→ **Reading text**:
==============================
There's also the risk of losing the data

#

There's no fault tolerance locally, no deduplication, etc

agile owl
#

it's also bro's first project

final kiln
#

trial by fire

agile owl
#

and I think in principle you can worry about moving your stuff to cloud once you've developed it locally

#

if the data is valuable you should have an independent backup copy anyway

#

but it sounds like the data can be obtained at will it's just storing it

final kiln
#

No I think SSD is better in this case

tall panther
#

I think so too. I'm sure other options have their advantages, but in my situations I'm really prioritizing cheaper solutions.

agile owl
#

I just tested my stuff on cloud and tore it down but that's because I also have a local copy

#

I can very precisely control my cloud usage as long as I tear it down every time I'm down

#

and store everything locally

#

basically spending like $10 for 5 hrs

#

but with s3 you gotta pay per month to store it

#

and then you have to deal with s3

final kiln
#

With interruptible instances like Spot you can get some pretty good prices, hard to argue for buying a GPU

#

But then again, it depends on usage and on scale

#

Rn if I average 4h per day of GPU usage, it leads to about 200dolar at the end of the year

agile owl
#

where are you getting decent gpu server for 14 cents an hour?
==============================
Visual layout annotation data:
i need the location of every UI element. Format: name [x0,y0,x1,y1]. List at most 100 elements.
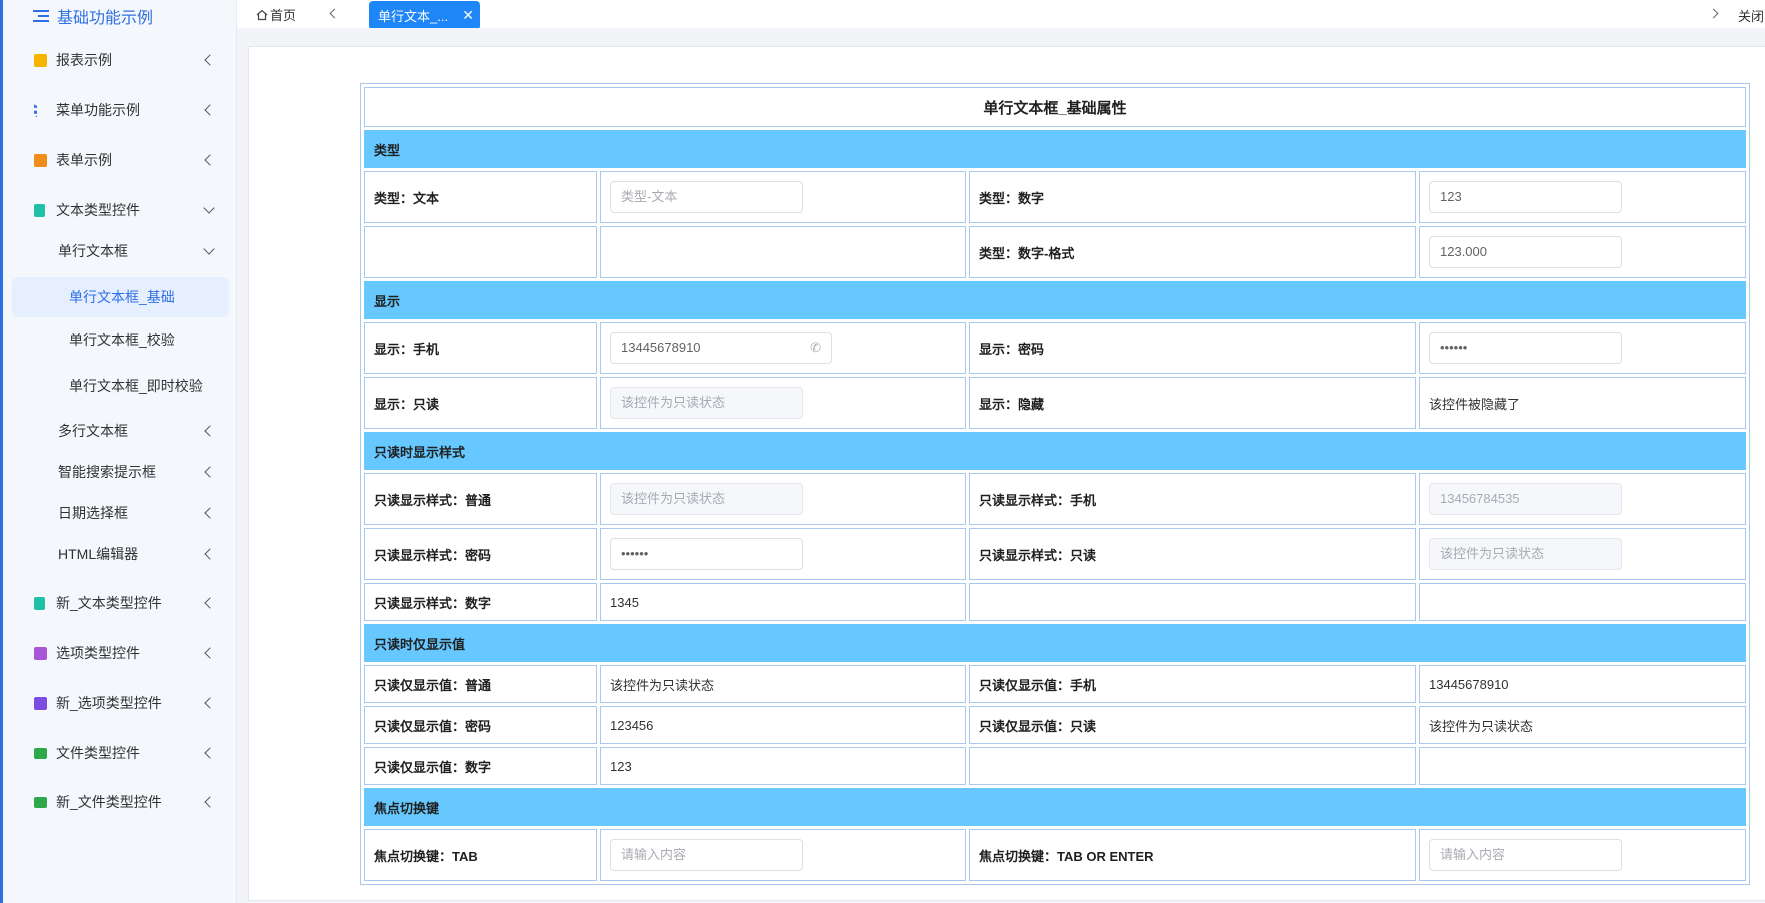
readonly-input: 该控件为只读状态 [610,387,803,419]
sidebar-item-label: 智能搜索提示框 [58,464,156,480]
section-header: 只读时仅显示值 [364,624,1747,662]
chevron-left-icon [204,154,216,166]
empty-cell [600,226,966,278]
sidebar-item-label: 文件类型控件 [56,745,140,761]
list-icon [34,103,47,117]
chevron-left-icon [204,104,216,116]
field-label: 显示：只读 [364,377,597,429]
sidebar-item-option-controls[interactable]: 选项类型控件 [3,635,233,671]
tab-label: 单行文本_... [378,9,449,24]
doc-icon [34,203,45,217]
field-label: 只读显示样式：密码 [364,528,597,580]
sidebar-item-label: 单行文本框_校验 [69,332,175,348]
field-label: 只读显示样式：只读 [969,528,1416,580]
sidebar-item-label: 表单示例 [56,152,112,168]
focus-tab-enter-input[interactable]: 请输入内容 [1429,839,1622,871]
readonly-normal-input: 该控件为只读状态 [610,483,803,515]
section-header: 焦点切换键 [364,788,1747,826]
value-text: 13445678910 [1419,665,1747,703]
sidebar-item-file-controls[interactable]: 文件类型控件 [3,735,233,771]
value-text: 该控件为只读状态 [600,665,966,703]
focus-tab-input[interactable]: 请输入内容 [610,839,803,871]
sidebar-item-html-editor[interactable]: HTML编辑器 [3,536,233,572]
sidebar-item-label: 日期选择框 [58,505,128,521]
chevron-left-icon [204,597,216,609]
checkbox-icon [34,696,47,710]
form-title: 单行文本框_基础属性 [364,87,1747,127]
sidebar-item-label: 多行文本框 [58,423,128,439]
field-label: 类型：文本 [364,171,597,223]
field-label: 显示：手机 [364,322,597,374]
phone-input[interactable]: 13445678910 ✆ [610,332,832,364]
sidebar-item-report[interactable]: 报表示例 [3,42,233,78]
type-text-input[interactable]: 类型-文本 [610,181,803,213]
sidebar-item-new-option-controls[interactable]: 新_选项类型控件 [3,685,233,721]
sidebar-item-label: 文本类型控件 [56,202,140,218]
checkbox-icon [34,646,47,660]
field-label: 只读显示样式：普通 [364,473,597,525]
folder-icon [34,747,47,759]
phone-value: 13445678910 [621,340,701,355]
chevron-left-icon [204,507,216,519]
sidebar-item-label: 新_文本类型控件 [56,595,162,611]
chevron-left-icon [204,466,216,478]
field-label: 焦点切换键：TAB OR ENTER [969,829,1416,881]
field-label: 只读仅显示值：只读 [969,706,1416,744]
sidebar-item-label: 选项类型控件 [56,645,140,661]
field-label: 类型：数字-格式 [969,226,1416,278]
chevron-left-icon [204,54,216,66]
readonly-number-value: 1345 [600,583,966,621]
field-label: 显示：密码 [969,322,1416,374]
sidebar-title[interactable]: 基础功能示例 [33,5,153,27]
sidebar-item-menu[interactable]: 菜单功能示例 [3,92,233,128]
chevron-left-icon [204,697,216,709]
empty-cell [969,583,1416,621]
doc-icon [34,596,45,610]
sidebar-item-new-text-controls[interactable]: 新_文本类型控件 [3,585,233,621]
sidebar-item-label: 报表示例 [56,52,112,68]
type-number-format-input[interactable]: 123.000 [1429,236,1622,268]
section-header: 只读时显示样式 [364,432,1747,470]
sidebar-item-multi-text[interactable]: 多行文本框 [3,413,233,449]
chevron-down-icon [203,202,215,214]
sidebar-item-label: 单行文本框 [58,243,128,259]
tab-home-label: 首页 [270,8,297,23]
sidebar-item-label: 单行文本框_即时校验 [69,378,203,394]
sidebar-item-label: 新_选项类型控件 [56,695,162,711]
close-tabs-button[interactable]: 关闭 [1738,6,1764,25]
sidebar-title-label: 基础功能示例 [57,10,154,27]
readonly-password-input: •••••• [610,538,803,570]
sidebar-item-single-text-basic[interactable]: 单行文本框_基础 [12,277,229,317]
password-input[interactable]: •••••• [1429,332,1622,364]
sidebar-item-single-text-instant[interactable]: 单行文本框_即时校验 [3,368,233,404]
section-header: 显示 [364,281,1747,319]
home-icon [256,9,268,20]
tab-single-text-basic[interactable]: 单行文本_... ✕ [369,1,480,30]
sidebar-item-single-text[interactable]: 单行文本框 [3,233,233,269]
field-label: 只读显示样式：手机 [969,473,1416,525]
empty-cell [1419,747,1747,785]
field-label: 只读仅显示值：手机 [969,665,1416,703]
sidebar-item-date-picker[interactable]: 日期选择框 [3,495,233,531]
section-header: 类型 [364,130,1747,168]
form-table: 单行文本框_基础属性 类型 类型：文本 类型-文本 类型：数字 123 类型：数… [360,83,1751,885]
field-label: 只读仅显示值：数字 [364,747,597,785]
readonly-phone-input: 13456784535 [1429,483,1622,515]
menu-list-icon [33,9,49,23]
empty-cell [364,226,597,278]
chart-icon [34,53,47,67]
sidebar-item-new-file-controls[interactable]: 新_文件类型控件 [3,784,233,820]
chevron-left-icon [204,747,216,759]
value-text: 该控件为只读状态 [1419,706,1747,744]
field-label: 只读仅显示值：密码 [364,706,597,744]
chevron-down-icon [203,243,215,255]
sidebar-item-smart-search[interactable]: 智能搜索提示框 [3,454,233,490]
sidebar-item-single-text-validate[interactable]: 单行文本框_校验 [3,322,233,358]
type-number-input[interactable]: 123 [1429,181,1622,213]
close-icon[interactable]: ✕ [462,7,474,24]
tab-home[interactable]: 首页 [256,5,296,24]
sidebar-item-form[interactable]: 表单示例 [3,142,233,178]
value-text: 123456 [600,706,966,744]
sidebar-item-text-controls[interactable]: 文本类型控件 [3,192,233,228]
sidebar-item-label: 新_文件类型控件 [56,794,162,810]
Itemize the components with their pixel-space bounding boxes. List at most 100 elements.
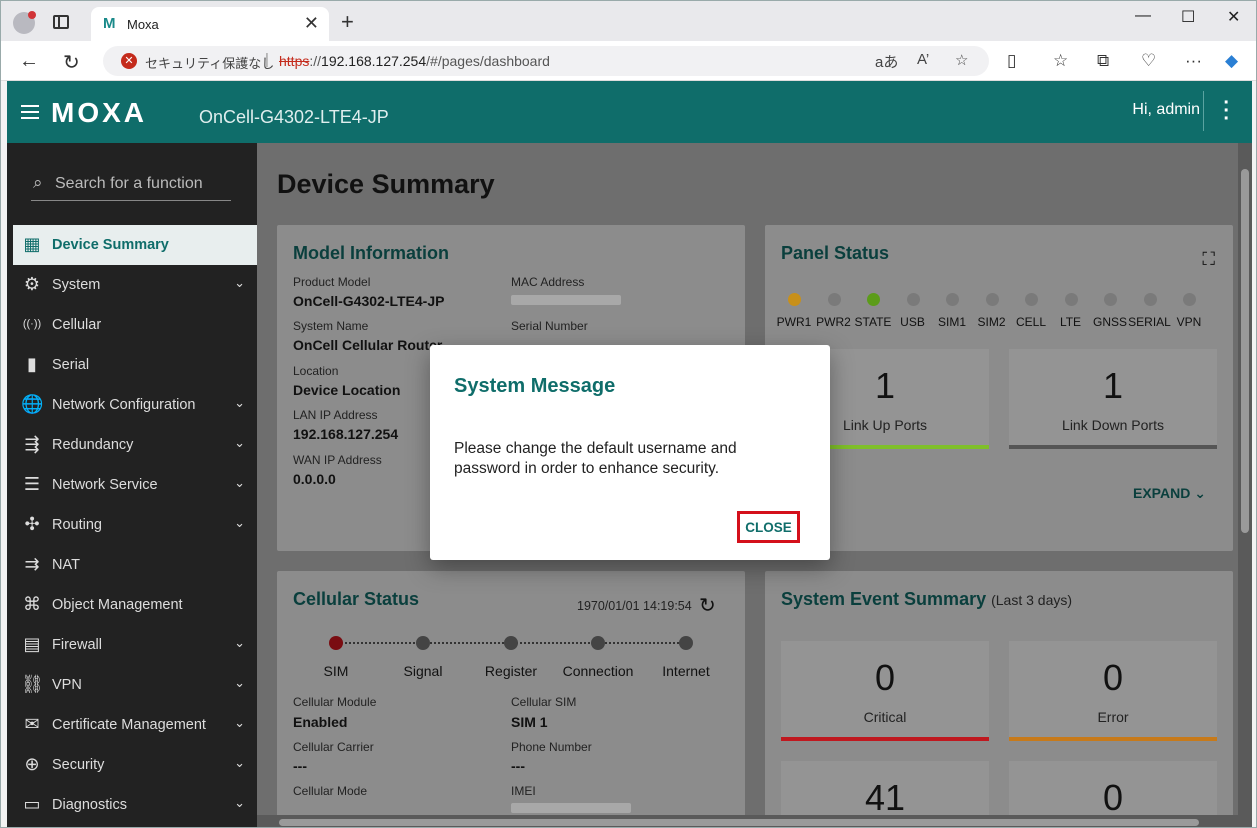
==============================
→ **Work to complete**:
1. Rewrite the records between the lines holding "readonly-input: 该控件为只读状态 [610,387,803,419]" and "type-text-input[interactable]: 类型-文本 [610,181,803,213]", inclusive, replacing "sidebar-item-label" with "nav-item-label" and leaving everything else unchanged.
2. Carry on the forum thread about local versus cloud storage and GPU costs from the point where it stops.
The text and the records were drawn from separate sources.

→ **Answers below**:
1.
readonly-input: 该控件为只读状态 [610,387,803,419]
nav-item-label: 智能搜索提示框 [58,464,156,480]
section-header: 只读时仅显示值 [364,624,1747,662]
chevron-left-icon [204,154,216,166]
empty-cell [600,226,966,278]
nav-item-label: 文件类型控件 [56,745,140,761]
list-icon [34,103,47,117]
chevron-left-icon [204,104,216,116]
field-label: 显示：只读 [364,377,597,429]
sidebar-item-option-controls[interactable]: 选项类型控件 [3,635,233,671]
tab-label: 单行文本_... [378,9,449,24]
doc-icon [34,203,45,217]
field-label: 只读显示样式：密码 [364,528,597,580]
nav-item-label: 单行文本框_校验 [69,332,175,348]
field-label: 只读显示样式：只读 [969,528,1416,580]
nav-item-label: 表单示例 [56,152,112,168]
focus-tab-enter-input[interactable]: 请输入内容 [1429,839,1622,871]
readonly-normal-input: 该控件为只读状态 [610,483,803,515]
section-header: 焦点切换键 [364,788,1747,826]
value-text: 13445678910 [1419,665,1747,703]
sidebar-item-file-controls[interactable]: 文件类型控件 [3,735,233,771]
value-text: 该控件为只读状态 [600,665,966,703]
focus-tab-input[interactable]: 请输入内容 [610,839,803,871]
sidebar-item-html-editor[interactable]: HTML编辑器 [3,536,233,572]
nav-item-label: 日期选择框 [58,505,128,521]
chevron-left-icon [204,597,216,609]
checkbox-icon [34,696,47,710]
form-title: 单行文本框_基础属性 [364,87,1747,127]
nav-item-label: 多行文本框 [58,423,128,439]
field-label: 类型：文本 [364,171,597,223]
field-label: 显示：手机 [364,322,597,374]
phone-input[interactable]: 13445678910 ✆ [610,332,832,364]
sidebar-item-report[interactable]: 报表示例 [3,42,233,78]
type-text-input[interactable]: 类型-文本 [610,181,803,213]

2.
final kiln
#

Some of the Asia regions also have good prices

#

I've gotten as little as 6cents an hour, but it went up

#

On vast.ai you're able to get even better prices with interruptibles

#

I've seen 4 cents an hour at times

#

I'm not using vast cuz I have credit on AWS

agile owl
#

how often do they get interrupted

final kiln
#

AWS, not very often, only got mine interrupted once after like 24h or more

#

But I think it might depend on the instance type

agile owl
#

does it give you a grace period

final kiln
#

Yeah

#

And there's like a thing you can use to handle the fault tolerance, haven't tried it yet the tho

#

It's sky something

#

I'm still not fully convinced tho, I think it looks excellent for provisioning cloud infrastructure, but, it's not gonna be as flexible as something like prefect

#

But I haven't tried it yet, so I can't speak too much on it

desert oar
final kiln
copper zodiac
#

I made a GUI frontend to CoquiTTS using Tkinter in a few hours because I was bored lel

#

Oh wait it's already been made :(

#

Well it was fun to make anyways

zealous spear
#

Hi, can anyone tell me why I cant import from llama_index.core.readers import PDFReader ?

I got this error: ImportError: cannot import name 'PDFReader' from 'llama_index.core.readers' (C:\Users\barte\Documents\GitHub\Python\ai\Lib\site-packages\llama_index\core\readers_init_.py)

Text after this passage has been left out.